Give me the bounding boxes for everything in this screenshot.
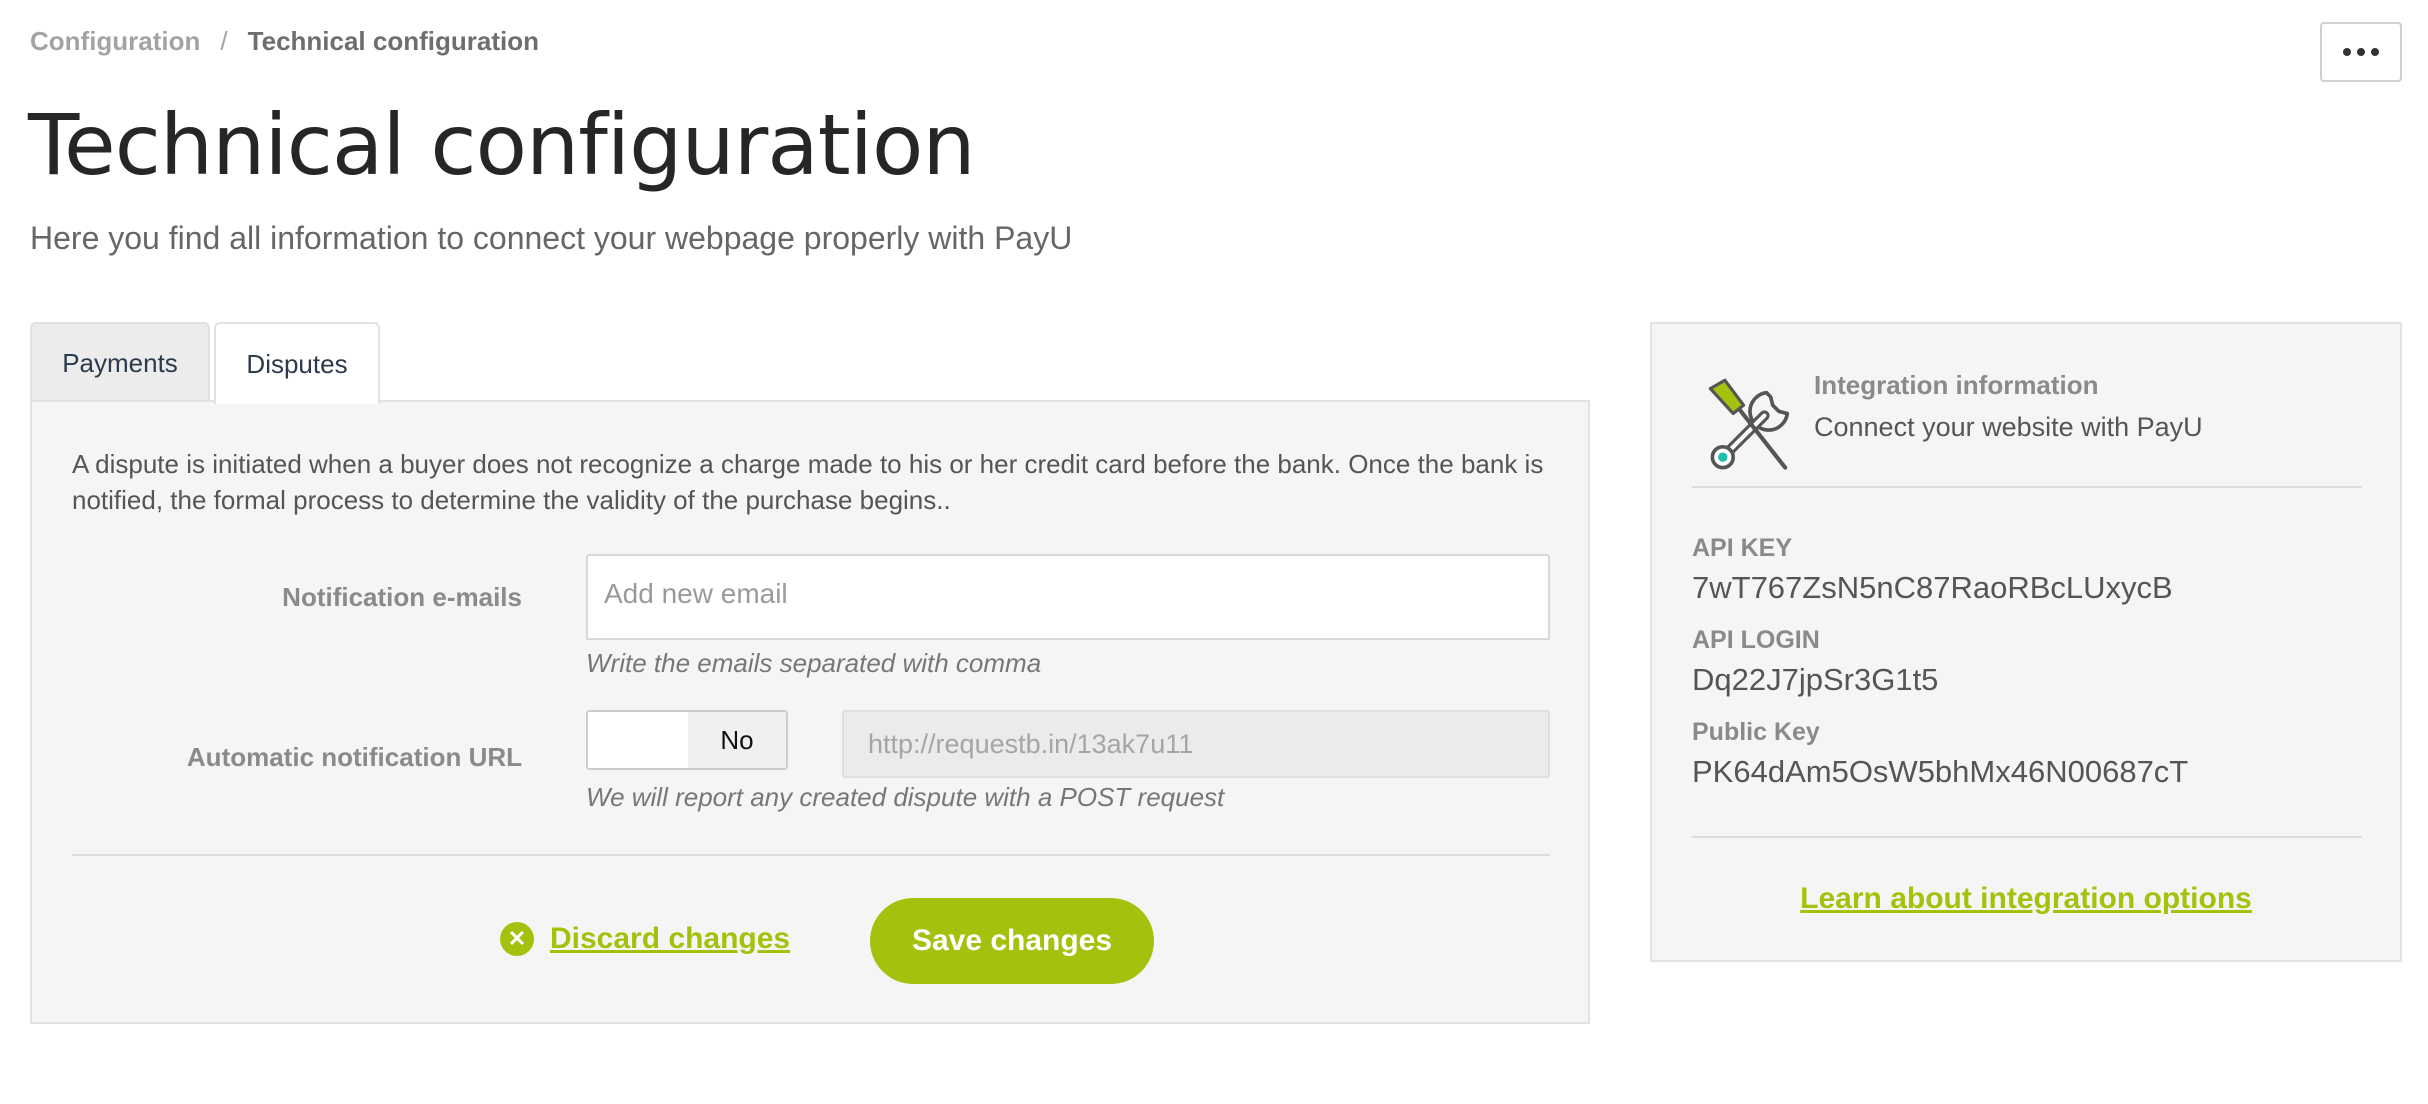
disputes-panel: A dispute is initiated when a buyer does…	[30, 400, 1590, 1024]
close-circle-icon: ✕	[500, 922, 534, 956]
ellipsis-icon	[2371, 48, 2379, 56]
integration-title: Integration information	[1814, 370, 2099, 400]
save-changes-button[interactable]: Save changes	[870, 898, 1154, 984]
breadcrumb-current: Technical configuration	[247, 26, 539, 56]
notification-emails-label: Notification e-mails	[282, 582, 522, 612]
form-divider	[72, 854, 1550, 856]
breadcrumb: Configuration / Technical configuration	[30, 26, 539, 57]
notification-url-toggle[interactable]: No	[586, 710, 788, 770]
integration-info-panel: Integration information Connect your web…	[1650, 322, 2402, 962]
integration-divider-top	[1692, 486, 2362, 488]
toggle-knob	[588, 712, 688, 768]
email-input-shadow	[586, 632, 1550, 640]
public-key-label: Public Key	[1692, 718, 1820, 746]
api-key-label: API KEY	[1692, 534, 1793, 562]
api-login-value: Dq22J7jpSr3G1t5	[1692, 662, 1939, 697]
tools-icon	[1708, 378, 1790, 470]
tab-bar: Payments Disputes	[30, 322, 380, 404]
notification-url-input[interactable]: http://requestb.in/13ak7u11	[842, 710, 1550, 778]
api-key-value: 7wT767ZsN5nC87RaoRBcLUxycB	[1692, 570, 2173, 605]
notification-email-input[interactable]: Add new email	[586, 554, 1550, 634]
ellipsis-icon	[2343, 48, 2351, 56]
emails-help-text: Write the emails separated with comma	[586, 648, 1042, 678]
breadcrumb-configuration-link[interactable]: Configuration	[30, 26, 200, 57]
disputes-description: A dispute is initiated when a buyer does…	[72, 449, 1544, 515]
notification-url-label: Automatic notification URL	[186, 742, 522, 772]
api-login-label: API LOGIN	[1692, 626, 1820, 654]
integration-divider-bottom	[1692, 836, 2362, 838]
page-title: Technical configuration	[28, 96, 976, 194]
url-help-text: We will report any created dispute with …	[586, 782, 1225, 812]
integration-subtitle: Connect your website with PayU	[1814, 412, 2203, 442]
integration-options-link[interactable]: Learn about integration options	[1652, 882, 2400, 916]
page-subtitle: Here you find all information to connect…	[30, 220, 1073, 256]
discard-changes-label: Discard changes	[550, 922, 791, 955]
breadcrumb-separator: /	[220, 26, 228, 56]
ellipsis-icon	[2357, 48, 2365, 56]
tab-disputes[interactable]: Disputes	[214, 322, 380, 404]
discard-changes-button[interactable]: ✕ Discard changes	[500, 922, 790, 956]
tab-payments[interactable]: Payments	[30, 322, 210, 402]
more-options-button[interactable]	[2320, 22, 2402, 82]
public-key-value: PK64dAm5OsW5bhMx46N00687cT	[1692, 754, 2189, 789]
toggle-label: No	[720, 724, 754, 755]
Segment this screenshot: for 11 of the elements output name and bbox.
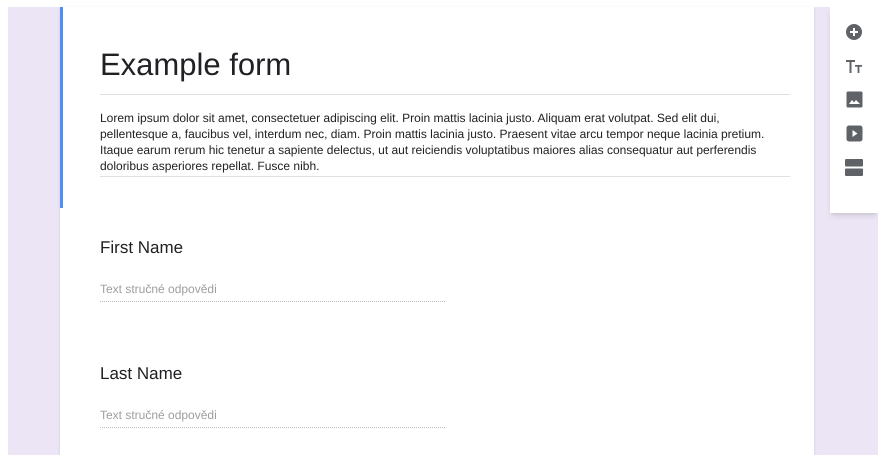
add-icon[interactable]: [845, 23, 863, 41]
answer-field[interactable]: Text stručné odpovědi: [100, 406, 445, 428]
question-label: Last Name: [100, 363, 184, 385]
question-label: First Name: [100, 237, 184, 259]
section-icon[interactable]: [845, 159, 863, 176]
video-icon[interactable]: [846, 125, 862, 142]
title-text-icon[interactable]: [845, 58, 863, 74]
answer-field[interactable]: Text stručné odpovědi: [100, 280, 445, 302]
image-icon[interactable]: [846, 91, 862, 108]
form-title[interactable]: Example form: [100, 45, 790, 95]
form-description[interactable]: Lorem ipsum dolor sit amet, consectetuer adipiscing elit. Proin mattis lacinia justo. Aliquam erat volutpat. Sed elit dui, pellentesque a, faucibus vel, interdum nec, diam. Proin mattis lacinia justo. Praesent vitae arcu tempor neque lacinia pretium. Itaque earum rerum hic tenetur a sapiente delectus, ut aut reiciendis voluptatibus maiores alias consequatur aut perferendis doloribus asperiores repellat. Fusce nibh.: [100, 95, 790, 177]
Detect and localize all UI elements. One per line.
+--
The problem.
Rewrite all the rows above with every "answer-field" changed to "response-field", keeping everything else the same. Leave the pictures out.

Response.
Give me the bounding boxes for everything in this screenshot.
disputes-panel: A dispute is initiated when a buyer does…	[30, 400, 1590, 1024]
close-circle-icon: ✕	[500, 922, 534, 956]
ellipsis-icon	[2371, 48, 2379, 56]
integration-title: Integration information	[1814, 370, 2099, 400]
save-changes-button[interactable]: Save changes	[870, 898, 1154, 984]
breadcrumb-current: Technical configuration	[247, 26, 539, 56]
notification-emails-label: Notification e-mails	[282, 582, 522, 612]
form-divider	[72, 854, 1550, 856]
breadcrumb: Configuration / Technical configuration	[30, 26, 539, 57]
notification-url-toggle[interactable]: No	[586, 710, 788, 770]
integration-info-panel: Integration information Connect your web…	[1650, 322, 2402, 962]
integration-divider-top	[1692, 486, 2362, 488]
toggle-knob	[588, 712, 688, 768]
email-input-shadow	[586, 632, 1550, 640]
public-key-label: Public Key	[1692, 718, 1820, 746]
api-key-label: API KEY	[1692, 534, 1793, 562]
api-login-value: Dq22J7jpSr3G1t5	[1692, 662, 1939, 697]
tools-icon	[1708, 378, 1790, 470]
tab-bar: Payments Disputes	[30, 322, 380, 404]
notification-url-input[interactable]: http://requestb.in/13ak7u11	[842, 710, 1550, 778]
api-key-value: 7wT767ZsN5nC87RaoRBcLUxycB	[1692, 570, 2173, 605]
notification-email-input[interactable]: Add new email	[586, 554, 1550, 634]
ellipsis-icon	[2343, 48, 2351, 56]
emails-help-text: Write the emails separated with comma	[586, 648, 1042, 678]
breadcrumb-configuration-link[interactable]: Configuration	[30, 26, 200, 57]
disputes-description: A dispute is initiated when a buyer does…	[72, 449, 1544, 515]
notification-url-label: Automatic notification URL	[186, 742, 522, 772]
api-login-label: API LOGIN	[1692, 626, 1820, 654]
integration-divider-bottom	[1692, 836, 2362, 838]
page-title: Technical configuration	[28, 96, 976, 194]
url-help-text: We will report any created dispute with …	[586, 782, 1225, 812]
integration-subtitle: Connect your website with PayU	[1814, 412, 2203, 442]
integration-options-link[interactable]: Learn about integration options	[1652, 882, 2400, 916]
page-subtitle: Here you find all information to connect…	[30, 220, 1073, 256]
discard-changes-label: Discard changes	[550, 922, 791, 955]
breadcrumb-separator: /	[220, 26, 228, 56]
ellipsis-icon	[2357, 48, 2365, 56]
tab-disputes[interactable]: Disputes	[214, 322, 380, 404]
discard-changes-button[interactable]: ✕ Discard changes	[500, 922, 790, 956]
tab-payments[interactable]: Payments	[30, 322, 210, 402]
more-options-button[interactable]	[2320, 22, 2402, 82]
public-key-value: PK64dAm5OsW5bhMx46N00687cT	[1692, 754, 2189, 789]
toggle-label: No	[720, 724, 754, 755]
Segment this screenshot: for 11 of the elements output name and bbox.
add-icon[interactable]: [845, 23, 863, 41]
response-field[interactable]: Text stručné odpovědi: [100, 406, 445, 428]
question-label: Last Name: [100, 363, 184, 385]
question-label: First Name: [100, 237, 184, 259]
section-icon[interactable]: [845, 159, 863, 176]
video-icon[interactable]: [846, 125, 862, 142]
title-text-icon[interactable]: [845, 58, 863, 74]
response-field[interactable]: Text stručné odpovědi: [100, 280, 445, 302]
image-icon[interactable]: [846, 91, 862, 108]
form-title[interactable]: Example form: [100, 45, 790, 95]
form-description[interactable]: Lorem ipsum dolor sit amet, consectetuer adipiscing elit. Proin mattis lacinia justo. Aliquam erat volutpat. Sed elit dui, pellentesque a, faucibus vel, interdum nec, diam. Proin mattis lacinia justo. Praesent vitae arcu tempor neque lacinia pretium. Itaque earum rerum hic tenetur a sapiente delectus, ut aut reiciendis voluptatibus maiores alias consequatur aut perferendis doloribus asperiores repellat. Fusce nibh.: [100, 95, 790, 177]
Detect and localize all UI elements. One per line.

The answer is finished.